The PPI including food and energy came at 0.8%, in line with expectations, and a decline from the previous 1.1%. Ex food and energy, Producer Prices jumped from 0.2% to 0.5%, and over 100% higher than expectations of 0.2%. Somehow, food PPI increased by just 0.3%, the lowest since August, and once again making one wonder which Department of Truth is more unbelievable: ours or the Chinese. From the release: The Producer Price Index for finished goods rose 0.8 percent in January, seasonally adjusted, the U.S. Bureau of Labor Statistics reported today. This advance followed increases of 0.9 percent in December and 0.7 percent in November and marks the seventh straight rise in finished goods prices. At the earlier stages of processing, prices received by manufacturers of intermediate goods moved up 1.1 percent, and the crude goods index rose 3.3 percent. On an unadjusted basis, prices for finished goods advanced 3.6 percent for the 12 months ended January 2011.... The index for finished consumer foods moved up 0.3 percent in January, the fifth consecutive monthly increase. A 13.7-percent advance in prices for fresh and dry vegetables was the main factor in the January rise in the finished consumer foods index...In January, the index for intermediate foods and feeds moved up 0.4 percent for the second consecutive month. A 2.7-percent rise in beef and veal prices accounted for about forty percent of the January increase in the intermediate foods index.
Elsewhere, January housing starts increased by 596K from a downward revised 520K, on expectations of 539K, while permits dropped from a downward revised 627K to 562K, on expectations of 559K. All continue crawling along the bottom, as nobody buys anything on credit (see MBA refi index data earlier). Furthermore, the surge was due mostly to a jump in multi-family units (171k compared to 95k in December). Single unit starts actually dropped from 417K to 413K. Oddly enough, snow was not blamed: not seasonally adjusted starts were 458K, while NSA permits were 431K. Looks like the seasonal adjustment here was more than enough to account for the collapse in true numbers...
And here is Goldman's take:
BOTTOM LINE: Core producer price indexes surge at both finished and intermediate goods stages of processing, with no single component responsible for these significant upside surprises. Housing starts also rise more than expected, but increase is entirely in multifamily sector and appears due to efforts to start construction before changes in building codes.
PPI core index +4 (2, +2)
Housing starts 0 (1, 0), including a -1 judgmental adjustment for composition.
Producer price index +0.8% in Jan (mom, +3.6% yoy) vs. GS +0.9%, median forecast +0.8%.
Ex food and energy +0.5% in Jan (mom, +1.6% yoy) vs. GS and median forecast +0.2%.
Housing starts +14.6% in Jan (mom, -2.6% yoy) vs. GS +7.5%, median forecast +1.9%.
Permits -10.4% in Jan (mom, -10.7% yoy) vs. median forecast -10.9%.
1. The core indexes of the producer price index surged in January-up 0.5% for finished goods and 1.0% for intermediate goods. In the case of the finished goods component, the increases were sprinkled widely enough that no single factor can be blamed. Scanning the report, pharmaceuticas, tires and tubes, sanitary paper products, toys and games, sporting goods, commercial furniture, and truck trailers all posted monthly increases of 1% or more. In the intermediate sector, prices of industrial chemicals accounted for roughly ¼ of the 1.0% increase, according to the Bureau of Labor Statistics. Data for prior months were revised to update seasonal factors.

- Extracted information:

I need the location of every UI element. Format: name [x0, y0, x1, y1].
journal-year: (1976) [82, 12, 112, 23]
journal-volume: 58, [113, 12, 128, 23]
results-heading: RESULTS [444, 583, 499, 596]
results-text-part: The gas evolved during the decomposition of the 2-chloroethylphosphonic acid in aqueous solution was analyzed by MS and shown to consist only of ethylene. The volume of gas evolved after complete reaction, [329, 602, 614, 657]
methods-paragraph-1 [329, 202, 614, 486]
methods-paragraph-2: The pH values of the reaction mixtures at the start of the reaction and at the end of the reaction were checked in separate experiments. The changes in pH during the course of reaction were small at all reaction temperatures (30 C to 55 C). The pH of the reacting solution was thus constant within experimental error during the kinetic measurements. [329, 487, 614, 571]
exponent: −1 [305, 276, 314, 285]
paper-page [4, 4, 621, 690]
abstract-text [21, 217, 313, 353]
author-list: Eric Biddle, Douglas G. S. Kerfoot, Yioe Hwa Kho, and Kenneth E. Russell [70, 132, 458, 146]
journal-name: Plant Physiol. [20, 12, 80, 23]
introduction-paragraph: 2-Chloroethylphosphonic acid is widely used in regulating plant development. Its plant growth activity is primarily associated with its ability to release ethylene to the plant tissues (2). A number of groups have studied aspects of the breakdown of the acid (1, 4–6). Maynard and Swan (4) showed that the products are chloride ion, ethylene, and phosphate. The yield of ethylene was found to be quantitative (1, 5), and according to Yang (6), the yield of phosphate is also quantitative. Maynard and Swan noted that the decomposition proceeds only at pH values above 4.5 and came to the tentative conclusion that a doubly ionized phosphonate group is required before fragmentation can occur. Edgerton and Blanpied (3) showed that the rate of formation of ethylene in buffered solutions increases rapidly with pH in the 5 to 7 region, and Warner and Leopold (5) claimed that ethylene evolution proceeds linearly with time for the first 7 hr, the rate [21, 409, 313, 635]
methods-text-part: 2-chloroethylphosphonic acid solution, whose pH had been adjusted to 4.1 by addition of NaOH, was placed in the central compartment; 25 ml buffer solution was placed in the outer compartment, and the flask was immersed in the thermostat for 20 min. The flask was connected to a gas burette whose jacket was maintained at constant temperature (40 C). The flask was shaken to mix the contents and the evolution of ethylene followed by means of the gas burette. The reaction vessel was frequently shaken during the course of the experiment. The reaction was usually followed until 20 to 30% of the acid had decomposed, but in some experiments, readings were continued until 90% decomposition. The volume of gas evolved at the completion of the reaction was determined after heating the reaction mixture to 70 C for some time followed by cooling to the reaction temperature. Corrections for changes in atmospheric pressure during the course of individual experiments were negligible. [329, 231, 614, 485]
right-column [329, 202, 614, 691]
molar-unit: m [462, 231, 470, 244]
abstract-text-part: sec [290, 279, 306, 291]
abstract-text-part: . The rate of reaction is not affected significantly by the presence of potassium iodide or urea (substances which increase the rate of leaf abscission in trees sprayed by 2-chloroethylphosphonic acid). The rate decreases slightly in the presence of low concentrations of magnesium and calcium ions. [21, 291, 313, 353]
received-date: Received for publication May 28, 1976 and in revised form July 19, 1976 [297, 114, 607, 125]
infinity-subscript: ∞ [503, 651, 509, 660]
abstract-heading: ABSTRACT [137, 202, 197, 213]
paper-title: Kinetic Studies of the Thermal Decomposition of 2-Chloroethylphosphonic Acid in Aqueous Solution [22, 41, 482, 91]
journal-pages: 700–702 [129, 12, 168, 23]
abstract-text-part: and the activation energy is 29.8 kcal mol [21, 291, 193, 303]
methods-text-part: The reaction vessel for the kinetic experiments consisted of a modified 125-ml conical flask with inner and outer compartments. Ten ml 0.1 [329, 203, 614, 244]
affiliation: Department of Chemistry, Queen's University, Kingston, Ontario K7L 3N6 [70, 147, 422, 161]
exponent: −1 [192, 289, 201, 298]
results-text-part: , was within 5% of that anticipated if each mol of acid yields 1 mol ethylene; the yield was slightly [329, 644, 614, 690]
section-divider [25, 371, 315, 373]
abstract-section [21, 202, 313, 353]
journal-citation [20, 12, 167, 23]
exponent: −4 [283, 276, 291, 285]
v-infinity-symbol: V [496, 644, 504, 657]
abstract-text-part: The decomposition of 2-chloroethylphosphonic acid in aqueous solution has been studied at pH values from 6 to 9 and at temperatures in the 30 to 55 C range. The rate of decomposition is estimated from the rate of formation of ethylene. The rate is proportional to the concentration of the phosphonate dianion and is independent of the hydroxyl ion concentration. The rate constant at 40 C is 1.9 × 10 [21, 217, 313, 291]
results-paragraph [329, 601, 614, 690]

- Tasks to perform:
1. In the post on producer prices and housing starts, Goldman gives month-over-month January changes for several measures. List each of these measures with its January monthly change.
2. According to the post on producer prices and housing starts, what accounted for about forty percent of the January increase in the intermediate foods index?
3. Retype everything in the post on producer prices and housing starts from "Ex food and energy +0.5%" down to "median forecast -10.9%.".

- Task answers:
1.
Producer price index: +0.8%
Ex food and energy: +0.5%
Housing starts: +14.6%
Permits: -10.4%

2. A 2.7-percent rise in beef and veal prices.

3.
Ex food and energy +0.5% in Jan (mom, +1.6% yoy) vs. GS and median forecast +0.2%.
Housing starts +14.6% in Jan (mom, -2.6% yoy) vs. GS +7.5%, median forecast +1.9%.
Permits -10.4% in Jan (mom, -10.7% yoy) vs. median forecast -10.9%.